• **Work instructions**
Repeat the records verbatim and leave the pictures out of your copy.

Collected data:
§ §

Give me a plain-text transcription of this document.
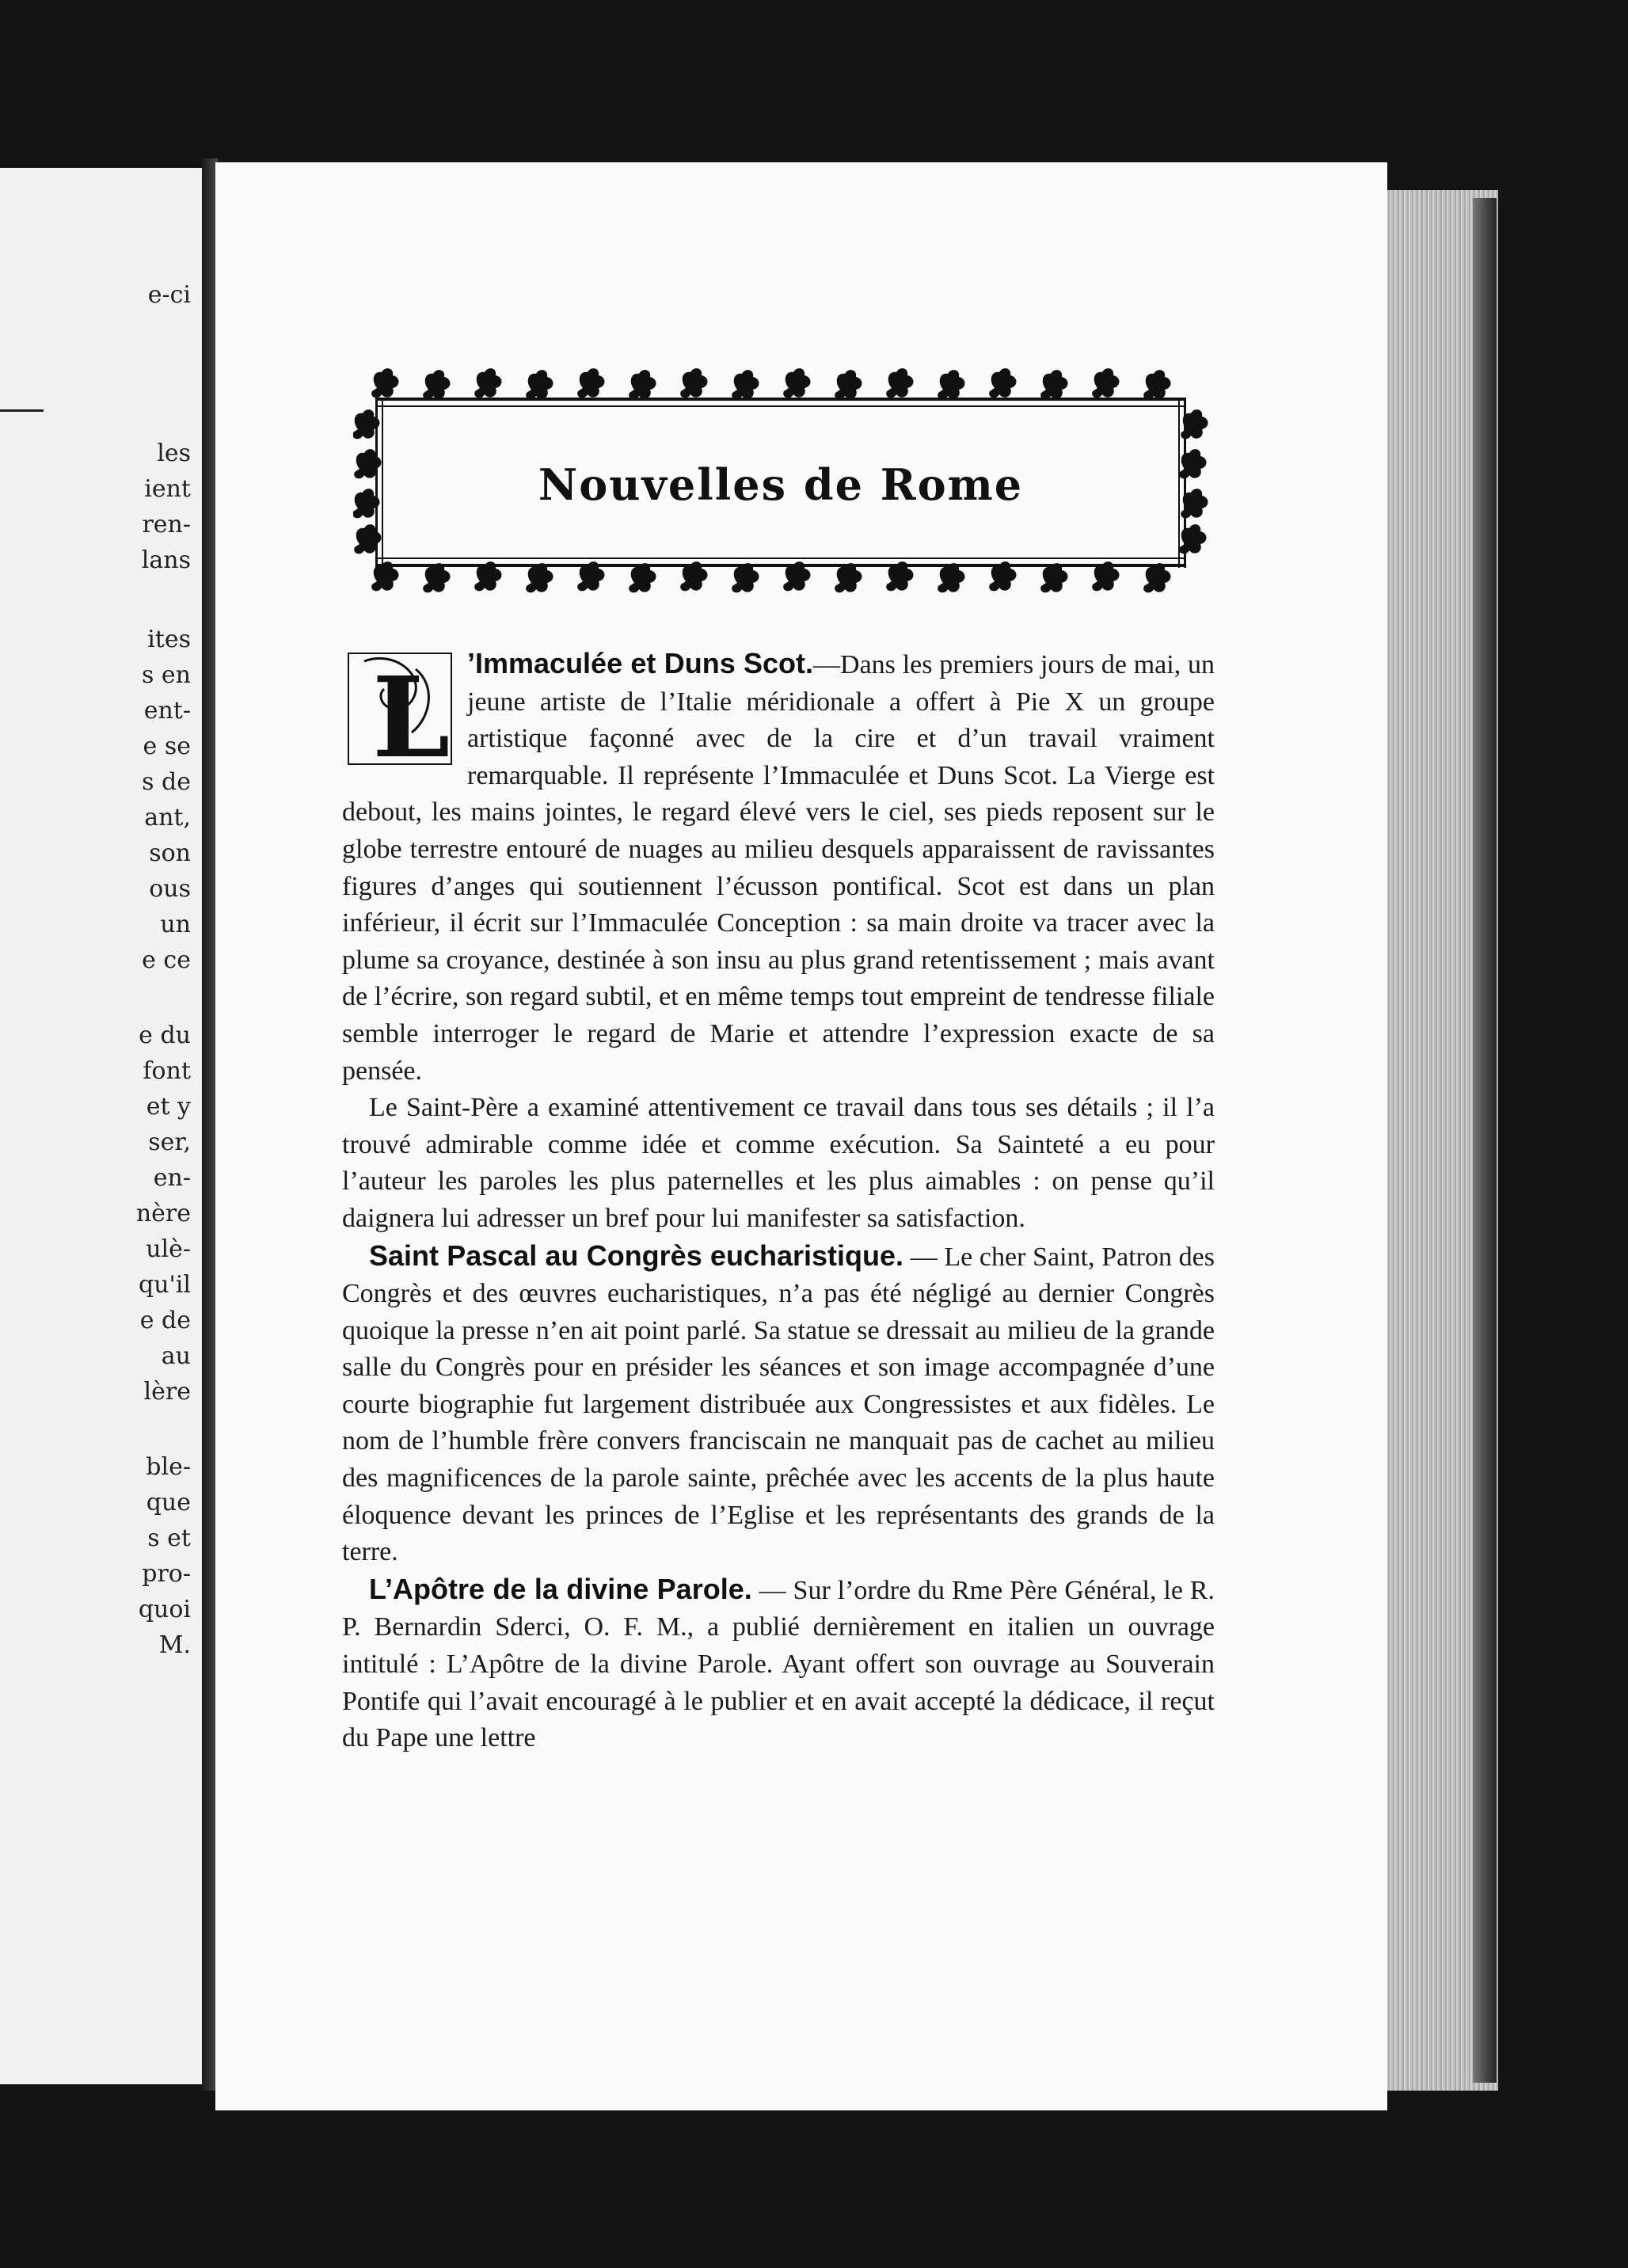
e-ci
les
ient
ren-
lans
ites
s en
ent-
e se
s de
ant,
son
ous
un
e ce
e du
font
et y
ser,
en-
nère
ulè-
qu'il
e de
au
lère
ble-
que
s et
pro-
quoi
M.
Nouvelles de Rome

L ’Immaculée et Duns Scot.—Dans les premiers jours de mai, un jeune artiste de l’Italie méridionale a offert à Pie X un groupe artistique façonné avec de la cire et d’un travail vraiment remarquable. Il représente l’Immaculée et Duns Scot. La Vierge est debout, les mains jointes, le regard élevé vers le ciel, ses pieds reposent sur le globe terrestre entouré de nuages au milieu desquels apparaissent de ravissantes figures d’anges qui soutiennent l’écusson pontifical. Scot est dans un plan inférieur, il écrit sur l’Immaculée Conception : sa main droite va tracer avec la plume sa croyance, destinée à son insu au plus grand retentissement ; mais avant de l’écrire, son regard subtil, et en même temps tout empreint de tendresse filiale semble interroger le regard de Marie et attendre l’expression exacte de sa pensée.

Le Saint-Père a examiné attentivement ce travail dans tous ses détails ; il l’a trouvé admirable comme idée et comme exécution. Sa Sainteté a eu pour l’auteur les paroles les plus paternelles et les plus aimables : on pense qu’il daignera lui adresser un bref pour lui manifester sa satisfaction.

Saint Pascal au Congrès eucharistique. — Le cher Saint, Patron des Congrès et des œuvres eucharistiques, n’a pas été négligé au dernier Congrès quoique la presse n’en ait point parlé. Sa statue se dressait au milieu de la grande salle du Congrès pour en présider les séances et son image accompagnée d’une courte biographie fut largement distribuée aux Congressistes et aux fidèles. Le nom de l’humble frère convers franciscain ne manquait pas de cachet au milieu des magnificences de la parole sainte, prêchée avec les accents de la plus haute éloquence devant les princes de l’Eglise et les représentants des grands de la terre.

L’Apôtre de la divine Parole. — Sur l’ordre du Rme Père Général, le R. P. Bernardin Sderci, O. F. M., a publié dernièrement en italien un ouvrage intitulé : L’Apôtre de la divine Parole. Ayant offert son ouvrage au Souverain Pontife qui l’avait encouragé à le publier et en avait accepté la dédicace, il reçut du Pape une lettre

§ §

• **Solved problem**
Give me a plain-text transcription of this document.
e-ci
les
ient
ren-
lans
ites
s en
ent-
e se
s de
ant,
son
ous
un
e ce
e du
font
et y
ser,
en-
nère
ulè-
qu'il
e de
au
lère
ble-
que
s et
pro-
quoi
M.
Nouvelles de Rome

L ’Immaculée et Duns Scot.—Dans les premiers jours de mai, un jeune artiste de l’Italie méridionale a offert à Pie X un groupe artistique façonné avec de la cire et d’un travail vraiment remarquable. Il représente l’Immaculée et Duns Scot. La Vierge est debout, les mains jointes, le regard élevé vers le ciel, ses pieds reposent sur le globe terrestre entouré de nuages au milieu desquels apparaissent de ravissantes figures d’anges qui soutiennent l’écusson pontifical. Scot est dans un plan inférieur, il écrit sur l’Immaculée Conception : sa main droite va tracer avec la plume sa croyance, destinée à son insu au plus grand retentissement ; mais avant de l’écrire, son regard subtil, et en même temps tout empreint de tendresse filiale semble interroger le regard de Marie et attendre l’expression exacte de sa pensée.

Le Saint-Père a examiné attentivement ce travail dans tous ses détails ; il l’a trouvé admirable comme idée et comme exécution. Sa Sainteté a eu pour l’auteur les paroles les plus paternelles et les plus aimables : on pense qu’il daignera lui adresser un bref pour lui manifester sa satisfaction.

Saint Pascal au Congrès eucharistique. — Le cher Saint, Patron des Congrès et des œuvres eucharistiques, n’a pas été négligé au dernier Congrès quoique la presse n’en ait point parlé. Sa statue se dressait au milieu de la grande salle du Congrès pour en présider les séances et son image accompagnée d’une courte biographie fut largement distribuée aux Congressistes et aux fidèles. Le nom de l’humble frère convers franciscain ne manquait pas de cachet au milieu des magnificences de la parole sainte, prêchée avec les accents de la plus haute éloquence devant les princes de l’Eglise et les représentants des grands de la terre.

L’Apôtre de la divine Parole. — Sur l’ordre du Rme Père Général, le R. P. Bernardin Sderci, O. F. M., a publié dernièrement en italien un ouvrage intitulé : L’Apôtre de la divine Parole. Ayant offert son ouvrage au Souverain Pontife qui l’avait encouragé à le publier et en avait accepté la dédicace, il reçut du Pape une lettre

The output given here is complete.